"""

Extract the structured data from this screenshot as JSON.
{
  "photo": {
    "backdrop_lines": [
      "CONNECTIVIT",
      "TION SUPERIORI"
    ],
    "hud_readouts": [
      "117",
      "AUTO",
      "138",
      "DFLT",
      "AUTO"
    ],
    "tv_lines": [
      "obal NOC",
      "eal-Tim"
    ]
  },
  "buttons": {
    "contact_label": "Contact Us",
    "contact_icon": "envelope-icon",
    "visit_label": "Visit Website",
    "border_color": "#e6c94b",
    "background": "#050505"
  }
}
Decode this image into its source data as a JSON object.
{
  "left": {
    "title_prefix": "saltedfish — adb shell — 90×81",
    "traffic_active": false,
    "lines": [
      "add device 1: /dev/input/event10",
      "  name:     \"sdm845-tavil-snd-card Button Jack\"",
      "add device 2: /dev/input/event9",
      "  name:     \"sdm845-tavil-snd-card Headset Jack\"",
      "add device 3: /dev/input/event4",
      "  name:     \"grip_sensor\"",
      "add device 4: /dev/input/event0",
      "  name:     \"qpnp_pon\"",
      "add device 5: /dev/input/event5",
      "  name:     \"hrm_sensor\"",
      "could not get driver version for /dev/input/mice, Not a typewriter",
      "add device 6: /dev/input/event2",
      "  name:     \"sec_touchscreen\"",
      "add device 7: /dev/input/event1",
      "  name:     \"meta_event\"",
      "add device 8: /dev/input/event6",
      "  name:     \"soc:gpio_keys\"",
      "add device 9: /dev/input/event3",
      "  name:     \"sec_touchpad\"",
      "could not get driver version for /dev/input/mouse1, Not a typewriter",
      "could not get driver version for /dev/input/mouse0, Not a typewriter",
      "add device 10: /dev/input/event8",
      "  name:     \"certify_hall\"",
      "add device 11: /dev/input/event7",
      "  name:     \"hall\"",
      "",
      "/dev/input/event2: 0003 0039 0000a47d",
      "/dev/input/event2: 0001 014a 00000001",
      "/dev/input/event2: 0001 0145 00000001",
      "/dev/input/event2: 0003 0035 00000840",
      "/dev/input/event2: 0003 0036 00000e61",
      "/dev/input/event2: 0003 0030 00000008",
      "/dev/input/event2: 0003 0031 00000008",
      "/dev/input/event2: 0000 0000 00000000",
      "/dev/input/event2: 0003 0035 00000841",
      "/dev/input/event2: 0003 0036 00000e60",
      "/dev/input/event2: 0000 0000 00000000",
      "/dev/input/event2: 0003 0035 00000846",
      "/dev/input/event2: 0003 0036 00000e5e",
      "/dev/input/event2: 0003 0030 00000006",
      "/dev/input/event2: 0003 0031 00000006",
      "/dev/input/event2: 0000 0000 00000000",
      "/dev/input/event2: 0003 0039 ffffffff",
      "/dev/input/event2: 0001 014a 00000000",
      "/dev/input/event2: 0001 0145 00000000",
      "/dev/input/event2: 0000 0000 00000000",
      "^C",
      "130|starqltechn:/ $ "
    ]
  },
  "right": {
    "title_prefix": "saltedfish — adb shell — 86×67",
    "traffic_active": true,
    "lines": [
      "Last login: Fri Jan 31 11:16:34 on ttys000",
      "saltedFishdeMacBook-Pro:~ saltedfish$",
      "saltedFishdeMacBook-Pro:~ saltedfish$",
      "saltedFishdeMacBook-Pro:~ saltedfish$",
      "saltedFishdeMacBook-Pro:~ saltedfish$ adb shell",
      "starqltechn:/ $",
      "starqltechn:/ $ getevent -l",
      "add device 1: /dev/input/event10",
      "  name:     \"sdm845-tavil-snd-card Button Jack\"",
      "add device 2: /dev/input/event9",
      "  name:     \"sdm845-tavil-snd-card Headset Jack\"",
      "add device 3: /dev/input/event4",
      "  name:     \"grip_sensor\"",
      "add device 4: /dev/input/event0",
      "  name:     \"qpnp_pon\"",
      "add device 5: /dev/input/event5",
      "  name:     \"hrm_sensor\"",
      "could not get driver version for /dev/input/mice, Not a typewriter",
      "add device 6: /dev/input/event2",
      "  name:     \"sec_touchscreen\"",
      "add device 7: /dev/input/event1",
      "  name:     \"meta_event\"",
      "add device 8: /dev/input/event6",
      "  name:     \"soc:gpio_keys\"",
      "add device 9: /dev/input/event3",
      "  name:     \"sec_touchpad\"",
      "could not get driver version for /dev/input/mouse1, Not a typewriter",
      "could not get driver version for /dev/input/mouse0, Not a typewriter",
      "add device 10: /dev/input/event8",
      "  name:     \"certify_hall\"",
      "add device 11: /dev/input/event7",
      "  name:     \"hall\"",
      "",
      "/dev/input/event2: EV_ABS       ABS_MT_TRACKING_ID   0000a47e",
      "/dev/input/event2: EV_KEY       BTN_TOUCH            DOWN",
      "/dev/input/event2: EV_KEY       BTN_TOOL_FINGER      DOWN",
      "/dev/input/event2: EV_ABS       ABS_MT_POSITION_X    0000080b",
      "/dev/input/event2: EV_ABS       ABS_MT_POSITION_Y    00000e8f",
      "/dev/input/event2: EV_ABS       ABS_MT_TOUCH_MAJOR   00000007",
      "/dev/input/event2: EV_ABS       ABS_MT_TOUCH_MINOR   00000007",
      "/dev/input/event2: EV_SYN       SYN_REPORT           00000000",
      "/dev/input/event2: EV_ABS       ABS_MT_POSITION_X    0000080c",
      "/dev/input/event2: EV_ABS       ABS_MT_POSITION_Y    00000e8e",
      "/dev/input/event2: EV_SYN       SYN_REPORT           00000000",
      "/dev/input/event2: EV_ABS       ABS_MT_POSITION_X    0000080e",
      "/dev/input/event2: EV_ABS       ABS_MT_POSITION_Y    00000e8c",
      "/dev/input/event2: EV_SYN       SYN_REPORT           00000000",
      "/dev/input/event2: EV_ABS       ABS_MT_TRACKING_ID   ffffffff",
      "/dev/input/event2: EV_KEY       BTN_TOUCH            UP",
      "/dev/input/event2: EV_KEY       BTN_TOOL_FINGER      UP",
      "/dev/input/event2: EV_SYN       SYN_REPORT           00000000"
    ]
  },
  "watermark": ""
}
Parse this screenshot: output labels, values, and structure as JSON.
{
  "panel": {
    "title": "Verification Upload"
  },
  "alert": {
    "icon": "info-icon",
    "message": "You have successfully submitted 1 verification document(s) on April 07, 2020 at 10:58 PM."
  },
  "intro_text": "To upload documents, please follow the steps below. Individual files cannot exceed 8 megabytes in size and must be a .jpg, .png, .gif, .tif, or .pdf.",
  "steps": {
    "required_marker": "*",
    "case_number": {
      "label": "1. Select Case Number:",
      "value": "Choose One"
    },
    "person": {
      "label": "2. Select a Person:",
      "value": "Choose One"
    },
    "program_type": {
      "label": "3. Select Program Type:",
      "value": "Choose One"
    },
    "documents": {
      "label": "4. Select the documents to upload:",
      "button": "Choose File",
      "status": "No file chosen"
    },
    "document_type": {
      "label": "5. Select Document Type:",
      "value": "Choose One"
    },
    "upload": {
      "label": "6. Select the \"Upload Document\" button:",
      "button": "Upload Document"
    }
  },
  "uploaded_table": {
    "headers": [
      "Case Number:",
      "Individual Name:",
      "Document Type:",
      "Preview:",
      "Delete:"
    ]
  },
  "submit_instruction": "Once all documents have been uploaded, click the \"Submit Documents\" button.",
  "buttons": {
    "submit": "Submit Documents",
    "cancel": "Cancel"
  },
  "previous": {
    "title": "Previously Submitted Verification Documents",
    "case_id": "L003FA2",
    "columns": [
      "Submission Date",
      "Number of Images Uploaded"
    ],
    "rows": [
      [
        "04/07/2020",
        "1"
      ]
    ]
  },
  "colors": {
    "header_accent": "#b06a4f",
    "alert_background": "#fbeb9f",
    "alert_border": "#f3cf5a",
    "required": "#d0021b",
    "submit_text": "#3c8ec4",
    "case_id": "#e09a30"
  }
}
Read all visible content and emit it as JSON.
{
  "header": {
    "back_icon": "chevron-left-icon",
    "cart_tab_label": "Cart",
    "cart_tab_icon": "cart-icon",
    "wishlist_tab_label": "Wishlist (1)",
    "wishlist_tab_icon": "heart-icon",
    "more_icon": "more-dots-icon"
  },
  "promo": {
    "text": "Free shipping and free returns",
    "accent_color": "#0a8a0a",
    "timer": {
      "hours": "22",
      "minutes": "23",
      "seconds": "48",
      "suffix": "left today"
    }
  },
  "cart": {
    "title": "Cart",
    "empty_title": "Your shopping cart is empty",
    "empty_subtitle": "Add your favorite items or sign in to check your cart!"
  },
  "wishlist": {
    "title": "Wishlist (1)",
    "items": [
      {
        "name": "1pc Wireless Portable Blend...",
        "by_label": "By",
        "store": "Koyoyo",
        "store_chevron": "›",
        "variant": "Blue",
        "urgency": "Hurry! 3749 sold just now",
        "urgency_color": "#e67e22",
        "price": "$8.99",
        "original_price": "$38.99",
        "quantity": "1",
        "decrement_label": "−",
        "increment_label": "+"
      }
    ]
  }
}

"""

• _Stated problem_:
Say, as a bare number, how many lines in the entries above include the string "have".

• _Finished task_:
2